** start of INPUT **

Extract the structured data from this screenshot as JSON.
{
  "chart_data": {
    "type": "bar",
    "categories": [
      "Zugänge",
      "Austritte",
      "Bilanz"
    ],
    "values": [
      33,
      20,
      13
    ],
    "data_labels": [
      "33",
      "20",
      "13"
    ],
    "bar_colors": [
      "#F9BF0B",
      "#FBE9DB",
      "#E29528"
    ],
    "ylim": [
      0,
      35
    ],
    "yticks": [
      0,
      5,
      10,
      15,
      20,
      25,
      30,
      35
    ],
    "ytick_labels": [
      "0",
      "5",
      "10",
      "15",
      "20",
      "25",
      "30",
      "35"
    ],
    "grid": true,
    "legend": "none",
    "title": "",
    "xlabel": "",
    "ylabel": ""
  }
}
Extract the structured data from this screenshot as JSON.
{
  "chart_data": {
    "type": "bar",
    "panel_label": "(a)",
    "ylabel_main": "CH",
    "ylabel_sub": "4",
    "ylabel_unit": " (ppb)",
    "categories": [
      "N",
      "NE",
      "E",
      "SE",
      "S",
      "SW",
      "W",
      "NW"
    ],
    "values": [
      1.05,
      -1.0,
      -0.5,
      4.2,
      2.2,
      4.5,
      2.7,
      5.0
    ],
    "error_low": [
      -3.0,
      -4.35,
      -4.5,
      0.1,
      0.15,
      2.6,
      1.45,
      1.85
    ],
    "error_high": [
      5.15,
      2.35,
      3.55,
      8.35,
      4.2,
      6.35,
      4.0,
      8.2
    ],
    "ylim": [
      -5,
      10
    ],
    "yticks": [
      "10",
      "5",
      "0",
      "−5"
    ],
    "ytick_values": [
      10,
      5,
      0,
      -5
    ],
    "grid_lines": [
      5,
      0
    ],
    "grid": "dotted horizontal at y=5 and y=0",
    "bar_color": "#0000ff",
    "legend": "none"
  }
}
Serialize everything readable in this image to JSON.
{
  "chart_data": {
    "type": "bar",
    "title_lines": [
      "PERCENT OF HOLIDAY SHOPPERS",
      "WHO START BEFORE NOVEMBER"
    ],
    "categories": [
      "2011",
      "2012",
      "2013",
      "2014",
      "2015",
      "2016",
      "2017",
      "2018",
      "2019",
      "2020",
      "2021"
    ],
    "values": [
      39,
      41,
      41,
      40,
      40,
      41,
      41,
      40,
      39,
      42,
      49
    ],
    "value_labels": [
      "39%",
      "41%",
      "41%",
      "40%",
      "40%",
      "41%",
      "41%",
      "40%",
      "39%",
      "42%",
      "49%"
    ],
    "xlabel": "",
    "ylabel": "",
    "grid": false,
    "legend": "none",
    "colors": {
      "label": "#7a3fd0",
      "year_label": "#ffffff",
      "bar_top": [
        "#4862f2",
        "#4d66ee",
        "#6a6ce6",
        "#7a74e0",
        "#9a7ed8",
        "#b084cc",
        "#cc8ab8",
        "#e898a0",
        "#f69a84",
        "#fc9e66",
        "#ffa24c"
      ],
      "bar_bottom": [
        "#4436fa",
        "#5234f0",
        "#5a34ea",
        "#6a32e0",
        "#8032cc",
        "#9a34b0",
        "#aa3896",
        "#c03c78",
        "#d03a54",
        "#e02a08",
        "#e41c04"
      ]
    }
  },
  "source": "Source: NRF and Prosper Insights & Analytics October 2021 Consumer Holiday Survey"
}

** end of INPUT **

> GOAL: Copy down the material exactly as written.

> SOLUTION FOR THIS TASK:
Extract the structured data from this screenshot as JSON.
{
  "chart_data": {
    "type": "bar",
    "categories": [
      "Zugänge",
      "Austritte",
      "Bilanz"
    ],
    "values": [
      33,
      20,
      13
    ],
    "data_labels": [
      "33",
      "20",
      "13"
    ],
    "bar_colors": [
      "#F9BF0B",
      "#FBE9DB",
      "#E29528"
    ],
    "ylim": [
      0,
      35
    ],
    "yticks": [
      0,
      5,
      10,
      15,
      20,
      25,
      30,
      35
    ],
    "ytick_labels": [
      "0",
      "5",
      "10",
      "15",
      "20",
      "25",
      "30",
      "35"
    ],
    "grid": true,
    "legend": "none",
    "title": "",
    "xlabel": "",
    "ylabel": ""
  }
}
Extract the structured data from this screenshot as JSON.
{
  "chart_data": {
    "type": "bar",
    "panel_label": "(a)",
    "ylabel_main": "CH",
    "ylabel_sub": "4",
    "ylabel_unit": " (ppb)",
    "categories": [
      "N",
      "NE",
      "E",
      "SE",
      "S",
      "SW",
      "W",
      "NW"
    ],
    "values": [
      1.05,
      -1.0,
      -0.5,
      4.2,
      2.2,
      4.5,
      2.7,
      5.0
    ],
    "error_low": [
      -3.0,
      -4.35,
      -4.5,
      0.1,
      0.15,
      2.6,
      1.45,
      1.85
    ],
    "error_high": [
      5.15,
      2.35,
      3.55,
      8.35,
      4.2,
      6.35,
      4.0,
      8.2
    ],
    "ylim": [
      -5,
      10
    ],
    "yticks": [
      "10",
      "5",
      "0",
      "−5"
    ],
    "ytick_values": [
      10,
      5,
      0,
      -5
    ],
    "grid_lines": [
      5,
      0
    ],
    "grid": "dotted horizontal at y=5 and y=0",
    "bar_color": "#0000ff",
    "legend": "none"
  }
}
Serialize everything readable in this image to JSON.
{
  "chart_data": {
    "type": "bar",
    "title_lines": [
      "PERCENT OF HOLIDAY SHOPPERS",
      "WHO START BEFORE NOVEMBER"
    ],
    "categories": [
      "2011",
      "2012",
      "2013",
      "2014",
      "2015",
      "2016",
      "2017",
      "2018",
      "2019",
      "2020",
      "2021"
    ],
    "values": [
      39,
      41,
      41,
      40,
      40,
      41,
      41,
      40,
      39,
      42,
      49
    ],
    "value_labels": [
      "39%",
      "41%",
      "41%",
      "40%",
      "40%",
      "41%",
      "41%",
      "40%",
      "39%",
      "42%",
      "49%"
    ],
    "xlabel": "",
    "ylabel": "",
    "grid": false,
    "legend": "none",
    "colors": {
      "label": "#7a3fd0",
      "year_label": "#ffffff",
      "bar_top": [
        "#4862f2",
        "#4d66ee",
        "#6a6ce6",
        "#7a74e0",
        "#9a7ed8",
        "#b084cc",
        "#cc8ab8",
        "#e898a0",
        "#f69a84",
        "#fc9e66",
        "#ffa24c"
      ],
      "bar_bottom": [
        "#4436fa",
        "#5234f0",
        "#5a34ea",
        "#6a32e0",
        "#8032cc",
        "#9a34b0",
        "#aa3896",
        "#c03c78",
        "#d03a54",
        "#e02a08",
        "#e41c04"
      ]
    }
  },
  "source": "Source: NRF and Prosper Insights & Analytics October 2021 Consumer Holiday Survey"
}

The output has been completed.